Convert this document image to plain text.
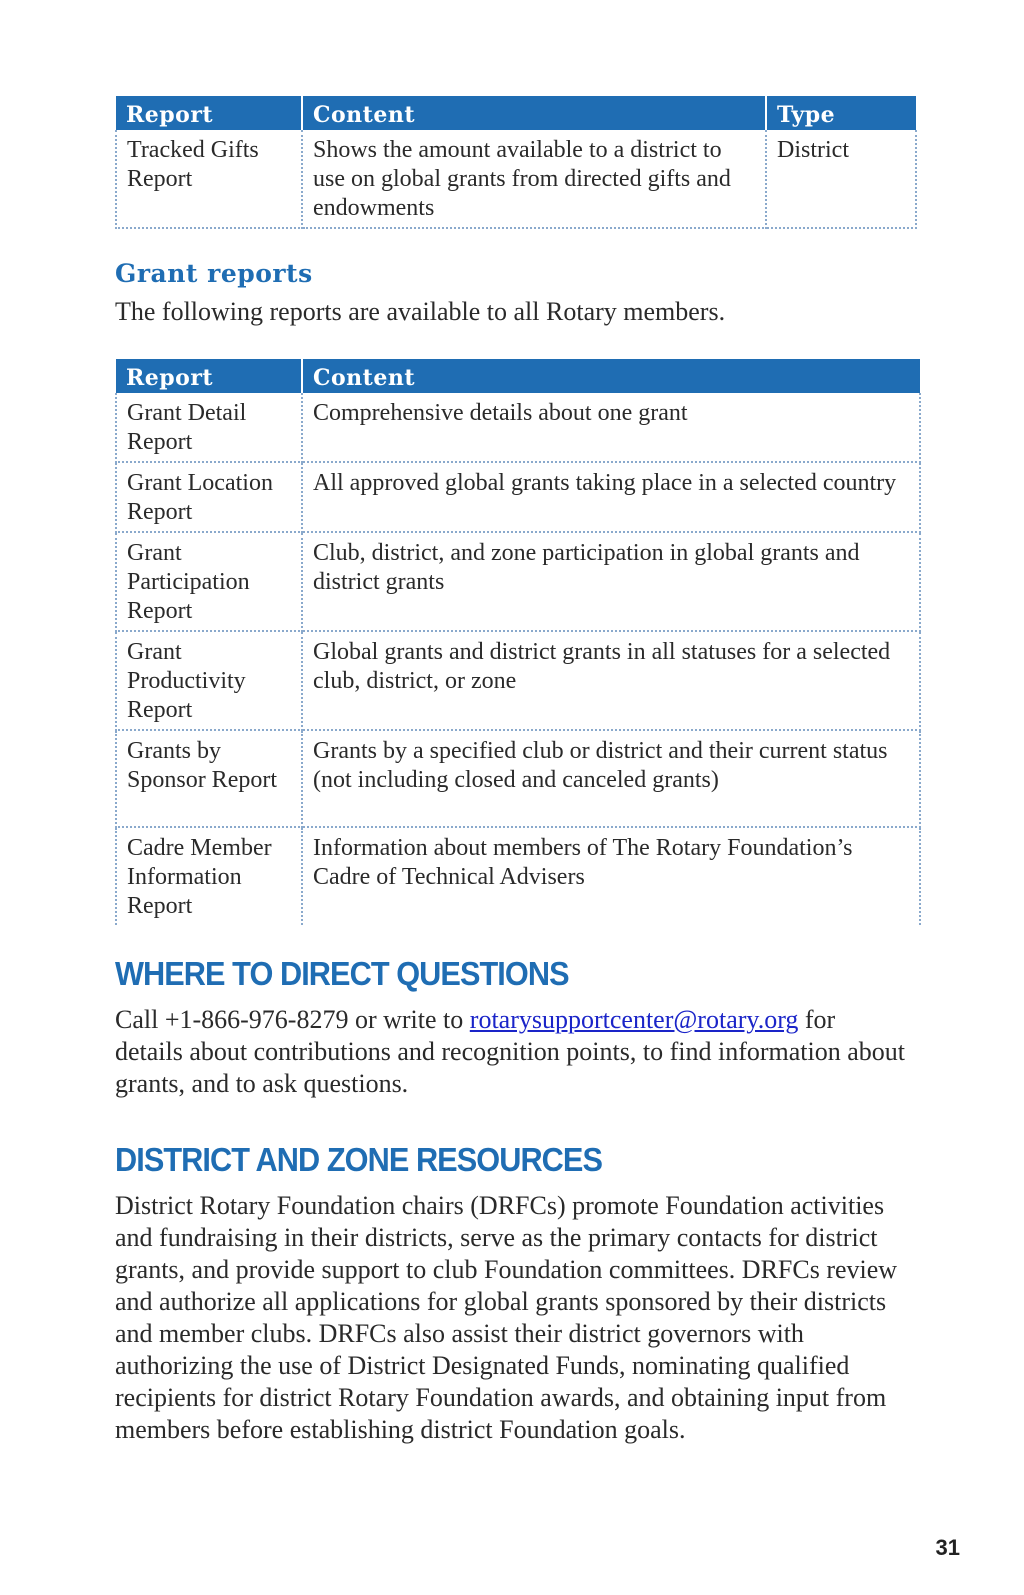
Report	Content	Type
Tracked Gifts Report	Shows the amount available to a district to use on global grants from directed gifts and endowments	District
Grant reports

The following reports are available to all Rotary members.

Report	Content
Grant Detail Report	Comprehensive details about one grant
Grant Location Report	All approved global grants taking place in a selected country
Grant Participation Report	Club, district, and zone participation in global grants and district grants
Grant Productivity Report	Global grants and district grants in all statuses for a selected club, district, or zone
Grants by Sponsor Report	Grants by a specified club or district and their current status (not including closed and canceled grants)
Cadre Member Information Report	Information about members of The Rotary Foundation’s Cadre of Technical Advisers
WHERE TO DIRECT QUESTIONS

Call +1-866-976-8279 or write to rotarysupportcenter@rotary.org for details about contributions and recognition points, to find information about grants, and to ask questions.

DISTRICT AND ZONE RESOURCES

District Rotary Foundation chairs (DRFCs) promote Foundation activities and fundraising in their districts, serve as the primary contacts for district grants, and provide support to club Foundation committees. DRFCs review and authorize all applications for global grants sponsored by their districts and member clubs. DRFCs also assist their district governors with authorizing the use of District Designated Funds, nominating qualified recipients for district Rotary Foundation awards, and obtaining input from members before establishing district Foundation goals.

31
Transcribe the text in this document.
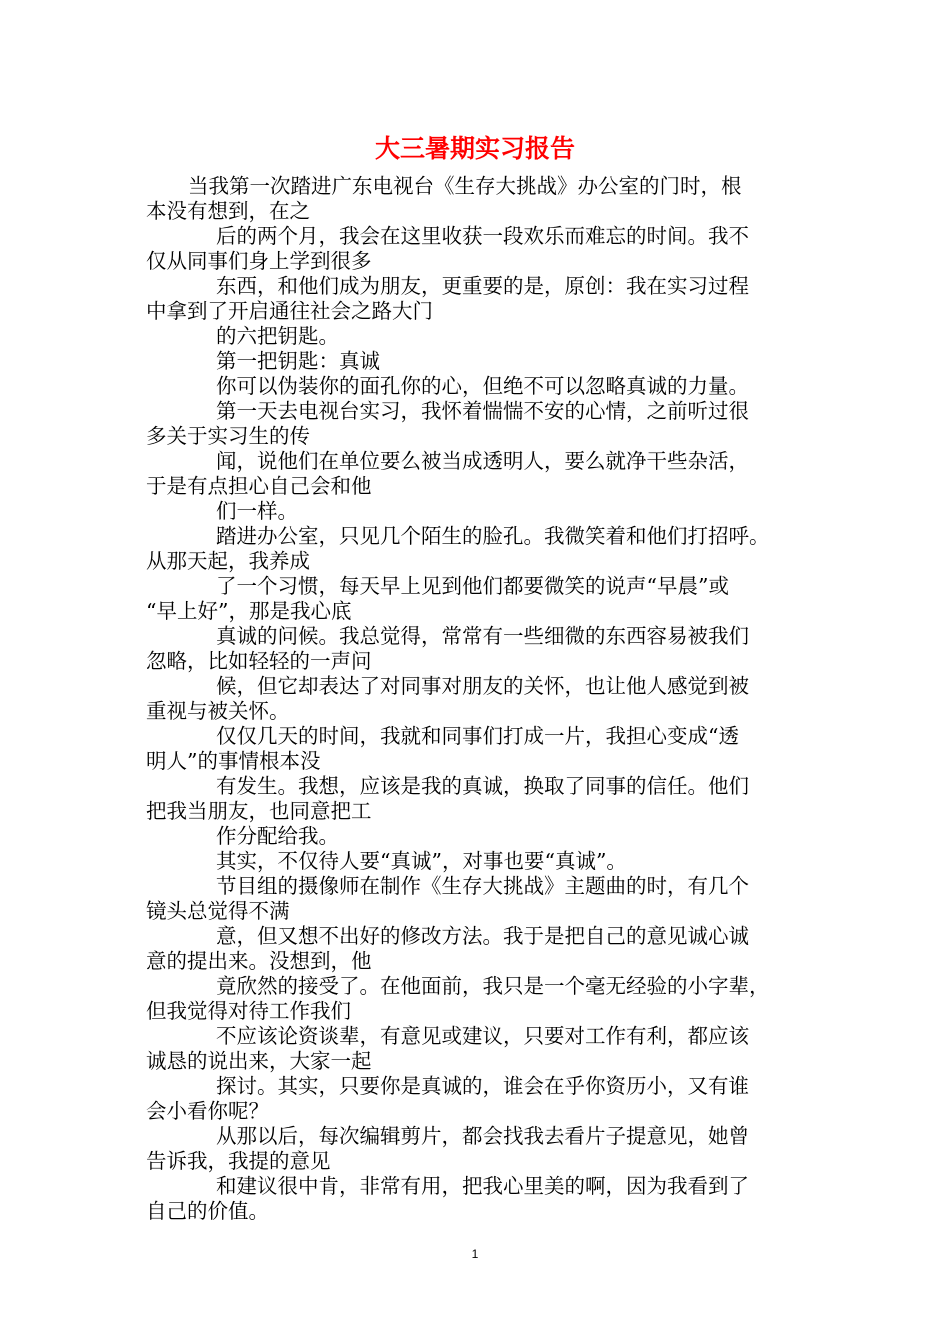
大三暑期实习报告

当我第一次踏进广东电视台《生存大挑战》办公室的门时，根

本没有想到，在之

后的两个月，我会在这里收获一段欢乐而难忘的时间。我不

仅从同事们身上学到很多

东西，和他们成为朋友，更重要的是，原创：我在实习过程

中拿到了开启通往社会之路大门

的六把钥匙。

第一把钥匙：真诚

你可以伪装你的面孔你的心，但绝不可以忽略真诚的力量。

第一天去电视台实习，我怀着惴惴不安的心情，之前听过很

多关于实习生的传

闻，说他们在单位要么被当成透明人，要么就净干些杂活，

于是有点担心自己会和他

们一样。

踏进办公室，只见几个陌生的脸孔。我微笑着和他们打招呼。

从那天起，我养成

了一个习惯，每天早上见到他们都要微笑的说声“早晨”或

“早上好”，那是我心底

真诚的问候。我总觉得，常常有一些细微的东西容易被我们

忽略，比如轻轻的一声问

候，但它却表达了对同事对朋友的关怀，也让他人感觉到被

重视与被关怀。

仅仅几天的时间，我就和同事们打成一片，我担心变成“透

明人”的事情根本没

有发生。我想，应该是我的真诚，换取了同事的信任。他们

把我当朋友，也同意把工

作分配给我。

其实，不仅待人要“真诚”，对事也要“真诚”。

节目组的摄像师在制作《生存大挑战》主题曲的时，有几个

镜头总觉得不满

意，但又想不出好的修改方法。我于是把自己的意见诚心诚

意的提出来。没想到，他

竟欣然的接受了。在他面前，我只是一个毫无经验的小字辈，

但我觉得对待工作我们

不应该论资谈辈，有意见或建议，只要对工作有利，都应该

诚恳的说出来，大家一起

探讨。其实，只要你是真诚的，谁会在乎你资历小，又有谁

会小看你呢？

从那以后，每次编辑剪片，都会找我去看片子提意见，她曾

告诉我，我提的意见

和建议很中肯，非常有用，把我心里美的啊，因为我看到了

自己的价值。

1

+ + + +

> DESCRIPTION OF THE TASK:
All of the records need repeating exactly, except for the pictures.

> TASK ANSWER:
Convert this document image to plain text.
Report	Content	Type
Tracked Gifts Report	Shows the amount available to a district to use on global grants from directed gifts and endowments	District
Grant reports

The following reports are available to all Rotary members.

Report	Content
Grant Detail Report	Comprehensive details about one grant
Grant Location Report	All approved global grants taking place in a selected country
Grant Participation Report	Club, district, and zone participation in global grants and district grants
Grant Productivity Report	Global grants and district grants in all statuses for a selected club, district, or zone
Grants by Sponsor Report	Grants by a specified club or district and their current status (not including closed and canceled grants)
Cadre Member Information Report	Information about members of The Rotary Foundation’s Cadre of Technical Advisers
WHERE TO DIRECT QUESTIONS

Call +1-866-976-8279 or write to rotarysupportcenter@rotary.org for details about contributions and recognition points, to find information about grants, and to ask questions.

DISTRICT AND ZONE RESOURCES

District Rotary Foundation chairs (DRFCs) promote Foundation activities and fundraising in their districts, serve as the primary contacts for district grants, and provide support to club Foundation committees. DRFCs review and authorize all applications for global grants sponsored by their districts and member clubs. DRFCs also assist their district governors with authorizing the use of District Designated Funds, nominating qualified recipients for district Rotary Foundation awards, and obtaining input from members before establishing district Foundation goals.

31
Transcribe the text in this document.
大三暑期实习报告

当我第一次踏进广东电视台《生存大挑战》办公室的门时，根

本没有想到，在之

后的两个月，我会在这里收获一段欢乐而难忘的时间。我不

仅从同事们身上学到很多

东西，和他们成为朋友，更重要的是，原创：我在实习过程

中拿到了开启通往社会之路大门

的六把钥匙。

第一把钥匙：真诚

你可以伪装你的面孔你的心，但绝不可以忽略真诚的力量。

第一天去电视台实习，我怀着惴惴不安的心情，之前听过很

多关于实习生的传

闻，说他们在单位要么被当成透明人，要么就净干些杂活，

于是有点担心自己会和他

们一样。

踏进办公室，只见几个陌生的脸孔。我微笑着和他们打招呼。

从那天起，我养成

了一个习惯，每天早上见到他们都要微笑的说声“早晨”或

“早上好”，那是我心底

真诚的问候。我总觉得，常常有一些细微的东西容易被我们

忽略，比如轻轻的一声问

候，但它却表达了对同事对朋友的关怀，也让他人感觉到被

重视与被关怀。

仅仅几天的时间，我就和同事们打成一片，我担心变成“透

明人”的事情根本没

有发生。我想，应该是我的真诚，换取了同事的信任。他们

把我当朋友，也同意把工

作分配给我。

其实，不仅待人要“真诚”，对事也要“真诚”。

节目组的摄像师在制作《生存大挑战》主题曲的时，有几个

镜头总觉得不满

意，但又想不出好的修改方法。我于是把自己的意见诚心诚

意的提出来。没想到，他

竟欣然的接受了。在他面前，我只是一个毫无经验的小字辈，

但我觉得对待工作我们

不应该论资谈辈，有意见或建议，只要对工作有利，都应该

诚恳的说出来，大家一起

探讨。其实，只要你是真诚的，谁会在乎你资历小，又有谁

会小看你呢？

从那以后，每次编辑剪片，都会找我去看片子提意见，她曾

告诉我，我提的意见

和建议很中肯，非常有用，把我心里美的啊，因为我看到了

自己的价值。

1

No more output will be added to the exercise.